→ **Data records**
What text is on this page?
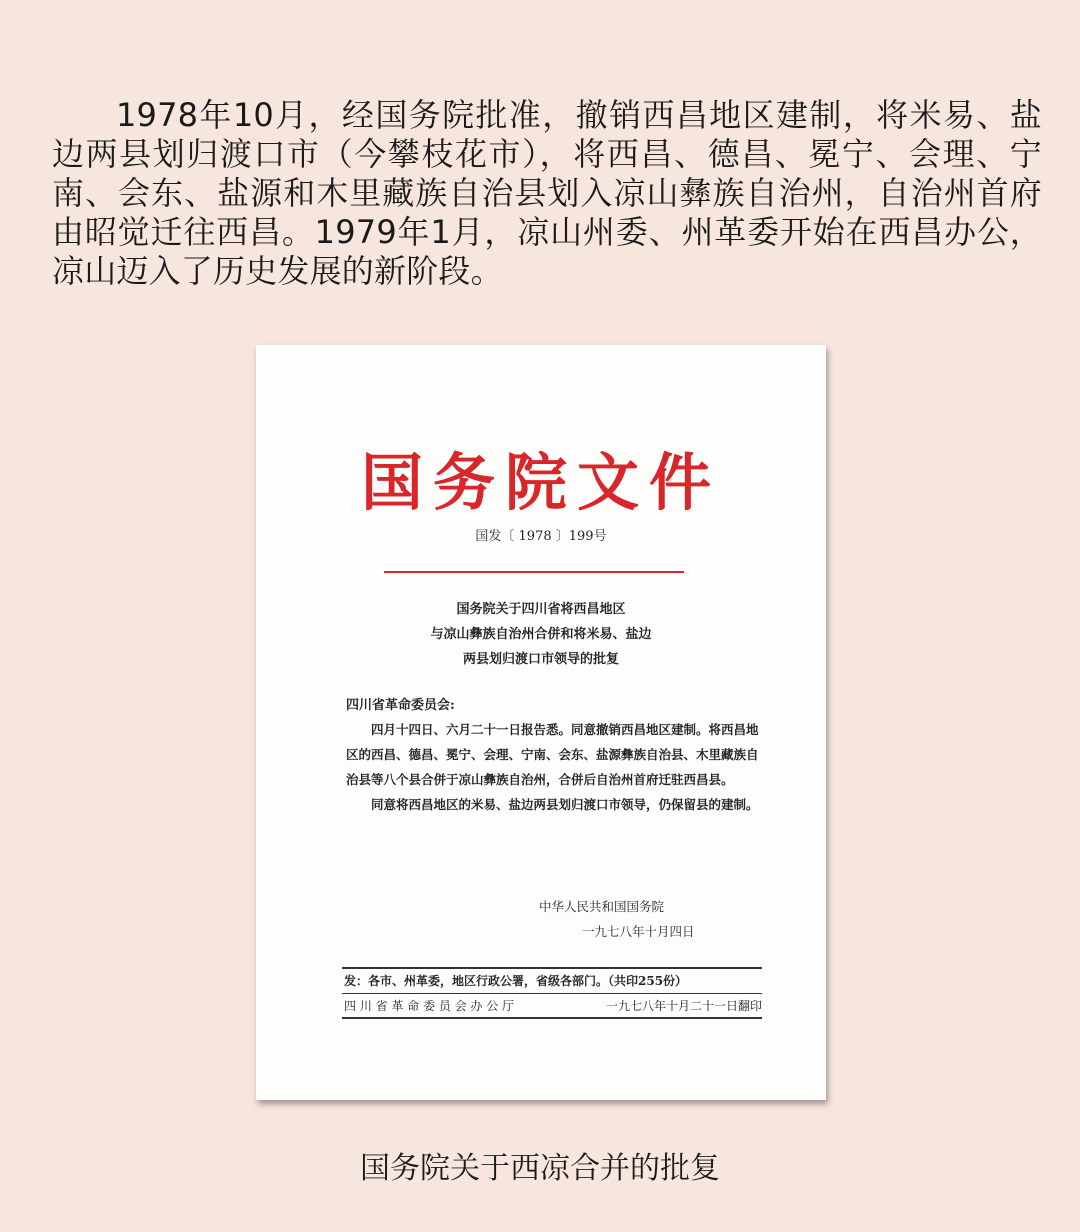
1978年10月，经国务院批准，撤销西昌地区建制，将米易、盐边两县划归渡口市（今攀枝花市），将西昌、德昌、冕宁、会理、宁南、会东、盐源和木里藏族自治县划入凉山彝族自治州，自治州首府由昭觉迁往西昌。1979年1月，凉山州委、州革委开始在西昌办公，凉山迈入了历史发展的新阶段。
国务院文件
国发〔 1978 〕199号
国务院关于四川省将西昌地区
与凉山彝族自治州合併和将米易、盐边
两县划归渡口市领导的批复
四川省革命委员会:

四月十四日、六月二十一日报告悉。同意撤销西昌地区建制。将西昌地区的西昌、德昌、冕宁、会理、宁南、会东、盐源彝族自治县、木里藏族自治县等八个县合併于凉山彝族自治州，合併后自治州首府迁驻西昌县。

同意将西昌地区的米易、盐边两县划归渡口市领导，仍保留县的建制。

中华人民共和国国务院
一九七八年十月四日
发：各市、州革委，地区行政公署，省级各部门。（共印255份）
四 川 省 革 命 委 员 会 办 公 厅	一九七八年十月二十一日翻印
国务院关于西凉合并的批复
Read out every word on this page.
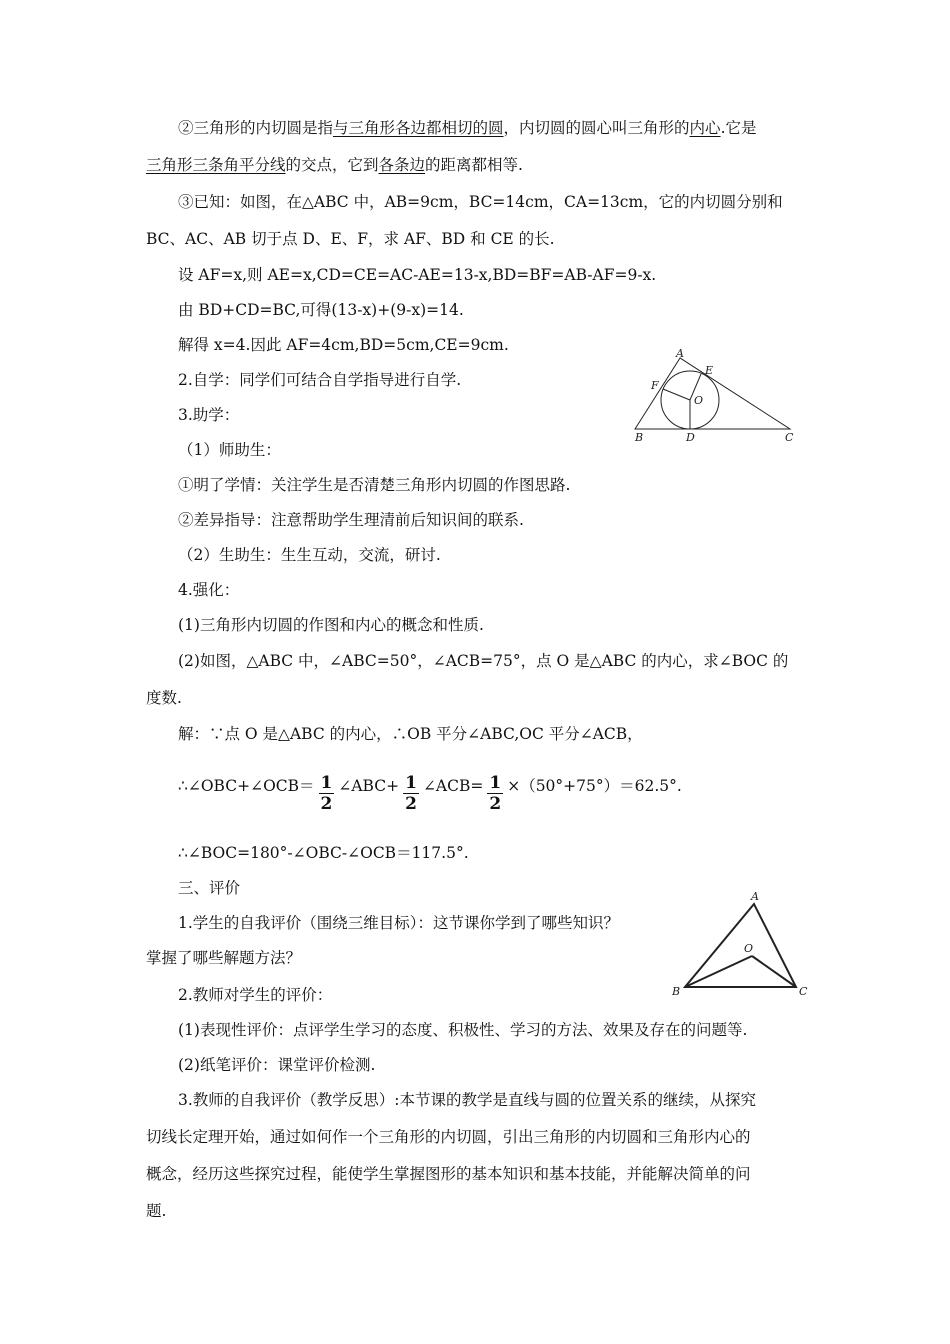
②三角形的内切圆是指与三角形各边都相切的圆，内切圆的圆心叫三角形的内心.它是
三角形三条角平分线的交点，它到各条边的距离都相等.
③已知：如图，在△ABC 中，AB=9cm，BC=14cm，CA=13cm，它的内切圆分别和
BC、AC、AB 切于点 D、E、F，求 AF、BD 和 CE 的长.
设 AF=x,则 AE=x,CD=CE=AC-AE=13-x,BD=BF=AB-AF=9-x.
由 BD+CD=BC,可得(13-x)+(9-x)=14.
解得 x=4.因此 AF=4cm,BD=5cm,CE=9cm.
2.自学：同学们可结合自学指导进行自学.
3.助学：
（1）师助生：
①明了学情：关注学生是否清楚三角形内切圆的作图思路.
②差异指导：注意帮助学生理清前后知识间的联系.
（2）生助生：生生互动，交流，研讨.
4.强化：
(1)三角形内切圆的作图和内心的概念和性质.
(2)如图，△ABC 中，∠ABC=50°，∠ACB=75°，点 O 是△ABC 的内心，求∠BOC 的
度数.
解：∵点 O 是△ABC 的内心，∴OB 平分∠ABC,OC 平分∠ACB，
∴∠OBC+∠OCB＝ $\frac{1}{2}$ ∠ABC+ $\frac{1}{2}$ ∠ACB= $\frac{1}{2} \times(50^\circ+75^\circ)=62.5^\circ$.
∴∠BOC=180°-∠OBC-∠OCB＝117.5°.
三、评价
1.学生的自我评价（围绕三维目标）：这节课你学到了哪些知识？
掌握了哪些解题方法？
2.教师对学生的评价：
(1)表现性评价：点评学生学习的态度、积极性、学习的方法、效果及存在的问题等.
(2)纸笔评价：课堂评价检测.
3.教师的自我评价（教学反思）:本节课的教学是直线与圆的位置关系的继续，从探究
切线长定理开始，通过如何作一个三角形的内切圆，引出三角形的内切圆和三角形内心的
概念，经历这些探究过程，能使学生掌握图形的基本知识和基本技能，并能解决简单的问
题.
A
B	C
D
E
F
O
A
B	C
O
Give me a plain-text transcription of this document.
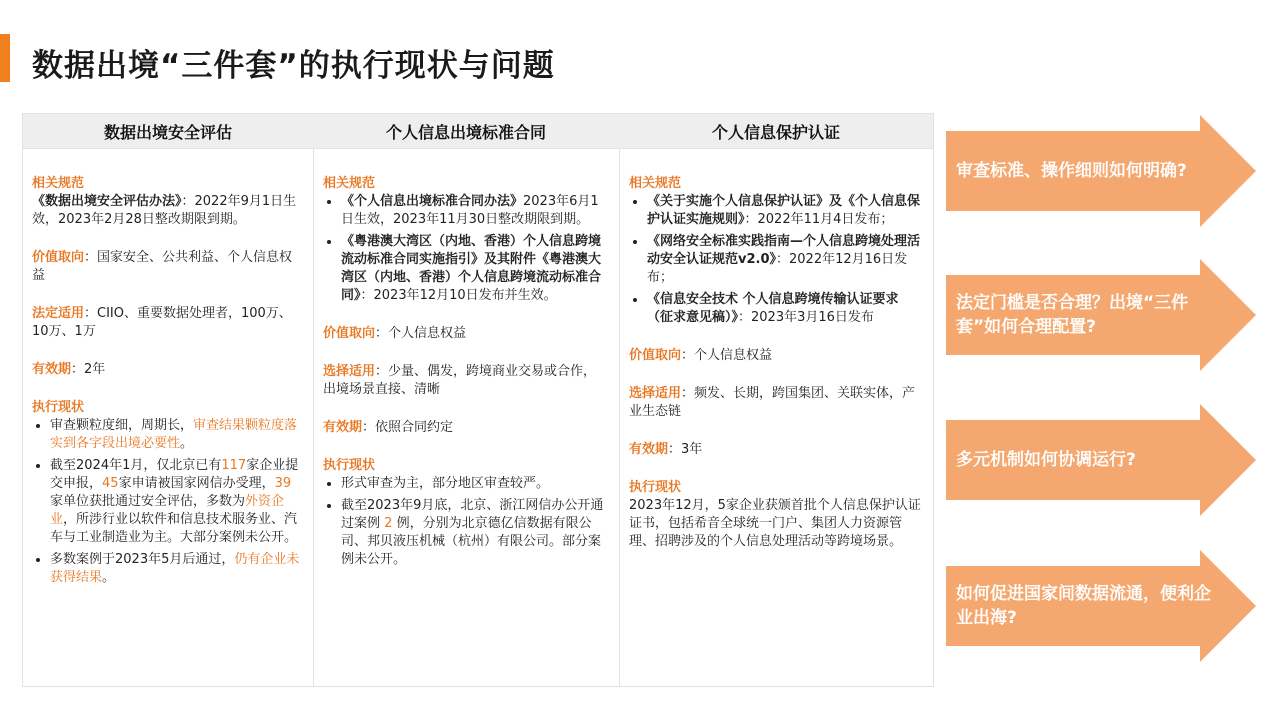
数据出境“三件套”的执行现状与问题
数据出境安全评估	个人信息出境标准合同	个人信息保护认证
相关规范
《数据出境安全评估办法》：2022年9月1日生效，2023年2月28日整改期限到期。
价值取向：国家安全、公共利益、个人信息权益
法定适用：CIIO、重要数据处理者，100万、10万、1万
有效期：2年
执行现状
• 审查颗粒度细，周期长，审查结果颗粒度落实到各字段出境必要性。
• 截至2024年1月，仅北京已有117家企业提交申报，45家申请被国家网信办受理，39家单位获批通过安全评估，多数为外资企业，所涉行业以软件和信息技术服务业、汽车与工业制造业为主。大部分案例未公开。
• 多数案例于2023年5月后通过，仍有企业未获得结果。
相关规范
• 《个人信息出境标准合同办法》2023年6月1日生效，2023年11月30日整改期限到期。
• 《粤港澳大湾区（内地、香港）个人信息跨境流动标准合同实施指引》及其附件《粤港澳大湾区（内地、香港）个人信息跨境流动标准合同》：2023年12月10日发布并生效。
价值取向：个人信息权益
选择适用：少量、偶发，跨境商业交易或合作，出境场景直接、清晰
有效期：依照合同约定
执行现状
• 形式审查为主，部分地区审查较严。
• 截至2023年9月底，北京、浙江网信办公开通过案例 2 例，分别为北京德亿信数据有限公司、邦贝液压机械（杭州）有限公司。部分案例未公开。
相关规范
• 《关于实施个人信息保护认证》及《个人信息保护认证实施规则》：2022年11月4日发布；
• 《网络安全标准实践指南—个人信息跨境处理活动安全认证规范v2.0》：2022年12月16日发布；
• 《信息安全技术 个人信息跨境传输认证要求（征求意见稿）》：2023年3月16日发布
价值取向：个人信息权益
选择适用：频发、长期，跨国集团、关联实体，产业生态链
有效期：3年
执行现状
2023年12月，5家企业获颁首批个人信息保护认证证书，包括希音全球统一门户、集团人力资源管理、招聘涉及的个人信息处理活动等跨境场景。
审查标准、操作细则如何明确?
法定门槛是否合理？出境“三件套”如何合理配置?
多元机制如何协调运行?
如何促进国家间数据流通，便利企业出海?
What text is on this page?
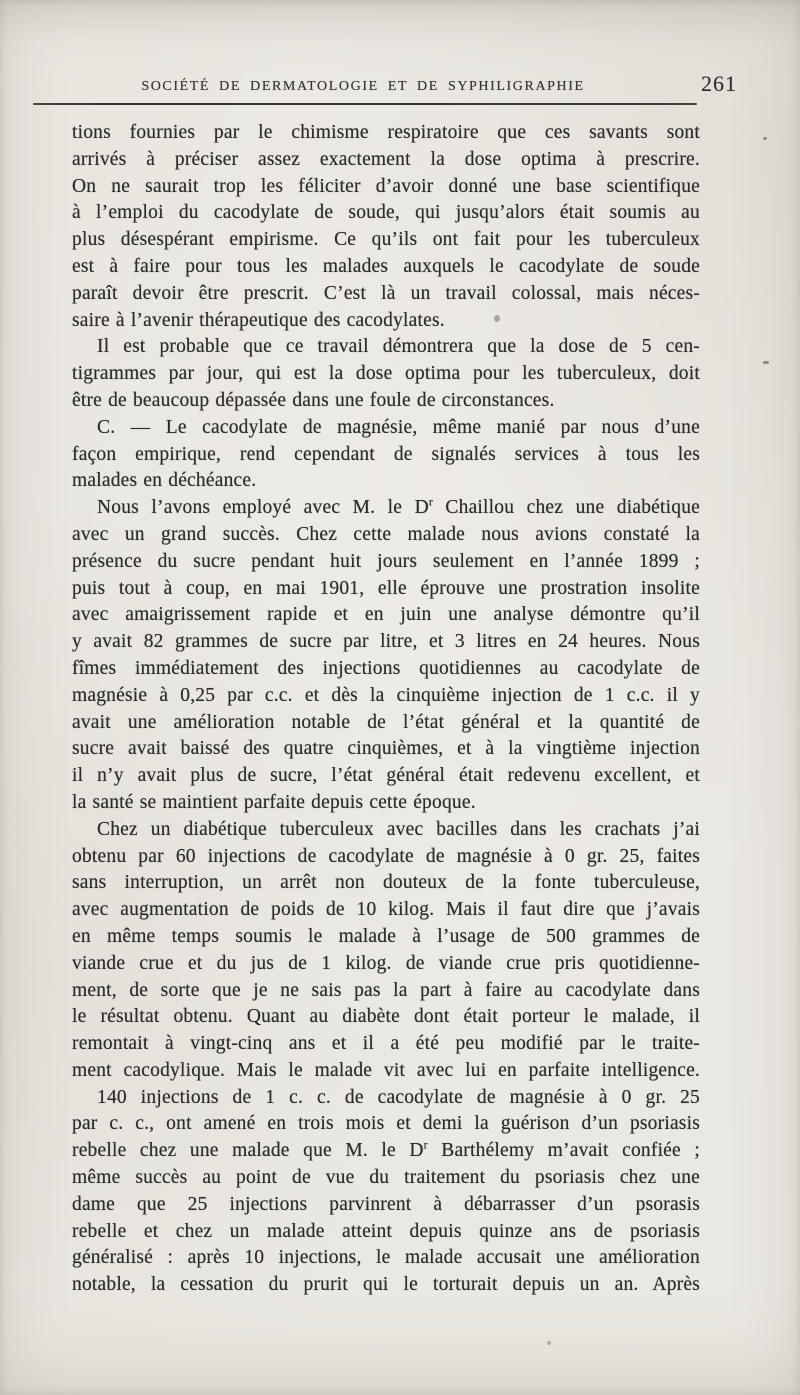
SOCIÉTÉ DE DERMATOLOGIE ET DE SYPHILIGRAPHIE	261
tions fournies par le chimisme respiratoire que ces savants sont
arrivés à préciser assez exactement la dose optima à prescrire.
On ne saurait trop les féliciter d’avoir donné une base scientifique
à l’emploi du cacodylate de soude, qui jusqu’alors était soumis au
plus désespérant empirisme. Ce qu’ils ont fait pour les tuberculeux
est à faire pour tous les malades auxquels le cacodylate de soude
paraît devoir être prescrit. C’est là un travail colossal, mais néces-
saire à l’avenir thérapeutique des cacodylates.
Il est probable que ce travail démontrera que la dose de 5 cen-
tigrammes par jour, qui est la dose optima pour les tuberculeux, doit
être de beaucoup dépassée dans une foule de circonstances.
C. — Le cacodylate de magnésie, même manié par nous d’une
façon empirique, rend cependant de signalés services à tous les
malades en déchéance.
Nous l’avons employé avec M. le $D^r$ Chaillou chez une diabétique
avec un grand succès. Chez cette malade nous avions constaté la
présence du sucre pendant huit jours seulement en l’année 1899 ;
puis tout à coup, en mai 1901, elle éprouve une prostration insolite
avec amaigrissement rapide et en juin une analyse démontre qu’il
y avait 82 grammes de sucre par litre, et 3 litres en 24 heures. Nous
fîmes immédiatement des injections quotidiennes au cacodylate de
magnésie à 0,25 par c.c. et dès la cinquième injection de 1 c.c. il y
avait une amélioration notable de l’état général et la quantité de
sucre avait baissé des quatre cinquièmes, et à la vingtième injection
il n’y avait plus de sucre, l’état général était redevenu excellent, et
la santé se maintient parfaite depuis cette époque.
Chez un diabétique tuberculeux avec bacilles dans les crachats j’ai
obtenu par 60 injections de cacodylate de magnésie à 0 gr. 25, faites
sans interruption, un arrêt non douteux de la fonte tuberculeuse,
avec augmentation de poids de 10 kilog. Mais il faut dire que j’avais
en même temps soumis le malade à l’usage de 500 grammes de
viande crue et du jus de 1 kilog. de viande crue pris quotidienne-
ment, de sorte que je ne sais pas la part à faire au cacodylate dans
le résultat obtenu. Quant au diabète dont était porteur le malade, il
remontait à vingt-cinq ans et il a été peu modifié par le traite-
ment cacodylique. Mais le malade vit avec lui en parfaite intelligence.
140 injections de 1 c. c. de cacodylate de magnésie à 0 gr. 25
par c. c., ont amené en trois mois et demi la guérison d’un psoriasis
rebelle chez une malade que M. le $D^r$ Barthélemy m’avait confiée ;
même succès au point de vue du traitement du psoriasis chez une
dame que 25 injections parvinrent à débarrasser d’un psorasis
rebelle et chez un malade atteint depuis quinze ans de psoriasis
généralisé : après 10 injections, le malade accusait une amélioration
notable, la cessation du prurit qui le torturait depuis un an. Après
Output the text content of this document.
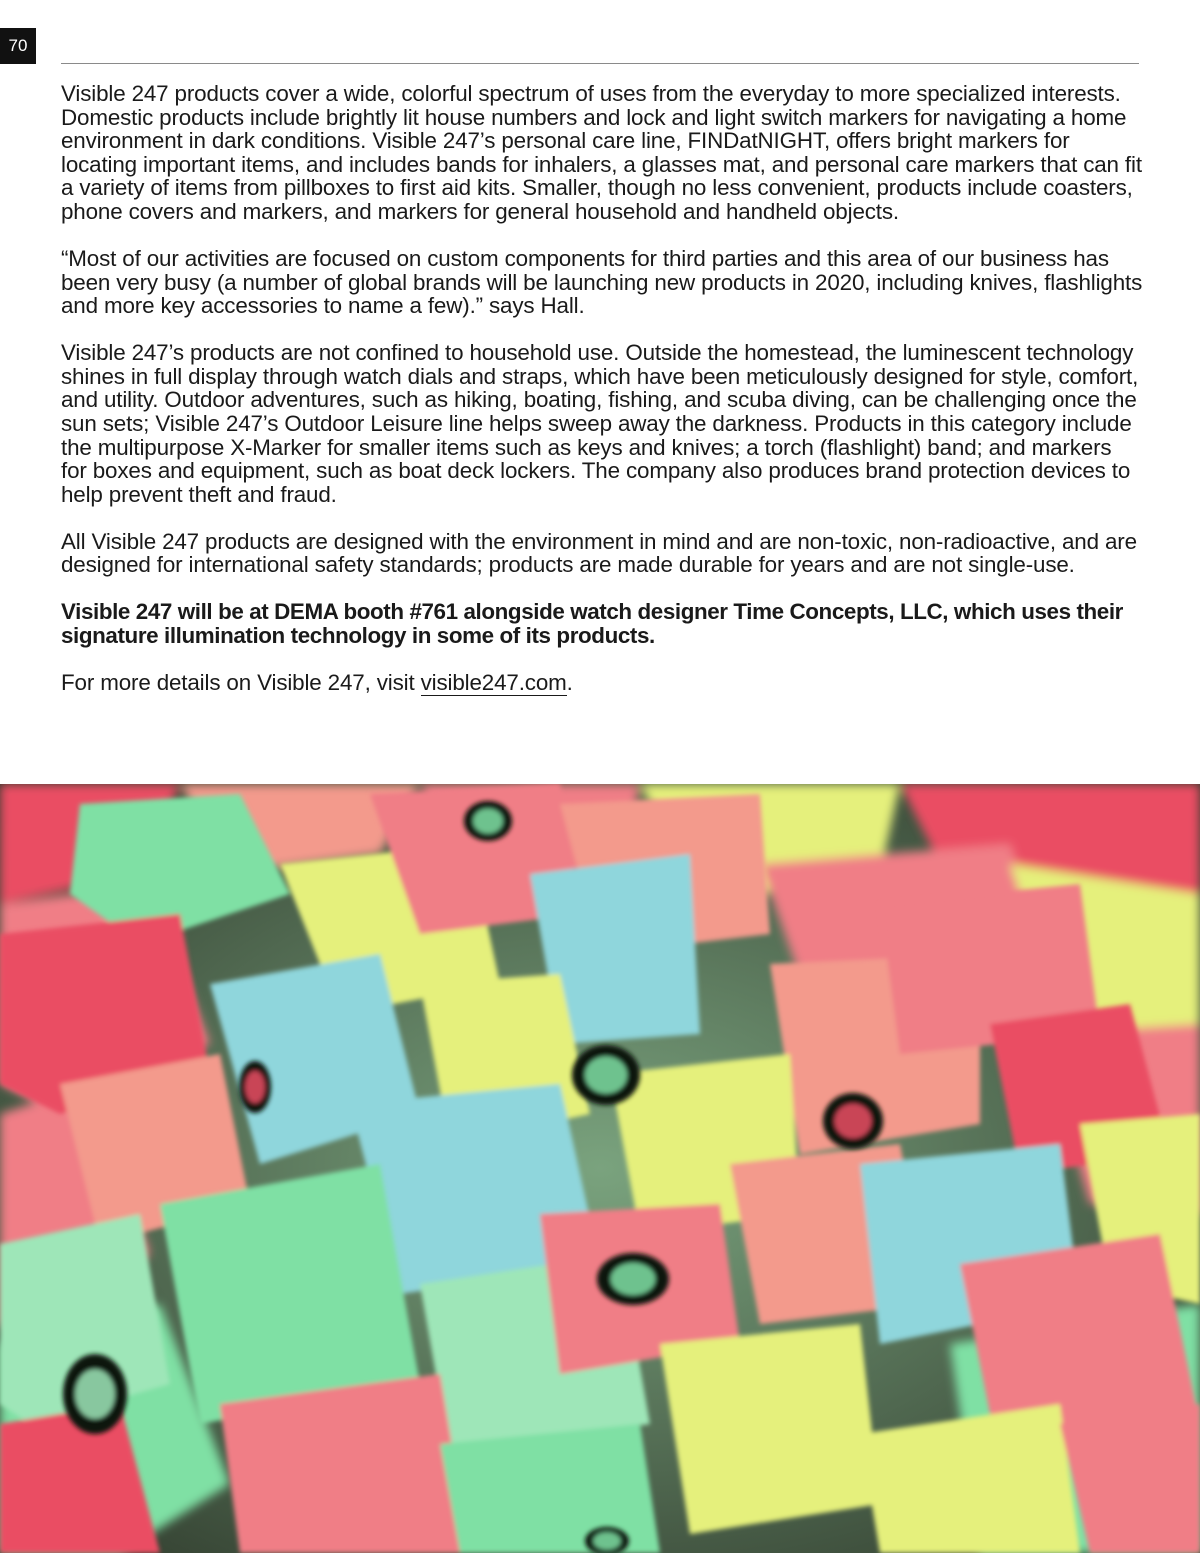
70

Visible 247 products cover a wide, colorful spectrum of uses from the everyday to more specialized interests. Domestic products include brightly lit house numbers and lock and light switch markers for navigating a home environment in dark conditions. Visible 247’s personal care line, FINDatNIGHT, offers bright markers for locating important items, and includes bands for inhalers, a glasses mat, and personal care markers that can fit a variety of items from pillboxes to first aid kits. Smaller, though no less convenient, products include coasters, phone covers and markers, and markers for general household and handheld objects.

“Most of our activities are focused on custom components for third parties and this area of our business has been very busy (a number of global brands will be launching new products in 2020, including knives, flashlights and more key accessories to name a few).” says Hall.

Visible 247’s products are not confined to household use. Outside the homestead, the luminescent technology shines in full display through watch dials and straps, which have been meticulously designed for style, comfort, and utility. Outdoor adventures, such as hiking, boating, fishing, and scuba diving, can be challenging once the sun sets; Visible 247’s Outdoor Leisure line helps sweep away the darkness. Products in this category include the multipurpose X-Marker for smaller items such as keys and knives; a torch (flashlight) band; and markers for boxes and equipment, such as boat deck lockers. The company also produces brand protection devices to help prevent theft and fraud.

All Visible 247 products are designed with the environment in mind and are non-toxic, non-radioactive, and are designed for international safety standards; products are made durable for years and are not single-use.

Visible 247 will be at DEMA booth #761 alongside watch designer Time Concepts, LLC, which uses their signature illumination technology in some of its products.

For more details on Visible 247, visit visible247.com.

→ **Stated exercise**
From the material above, copy each line that includes the word "travail".

→ **Task output**
paraît devoir être prescrit. C’est là un travail colossal, mais néces-
Il est probable que ce travail démontrera que la dose de 5 cen-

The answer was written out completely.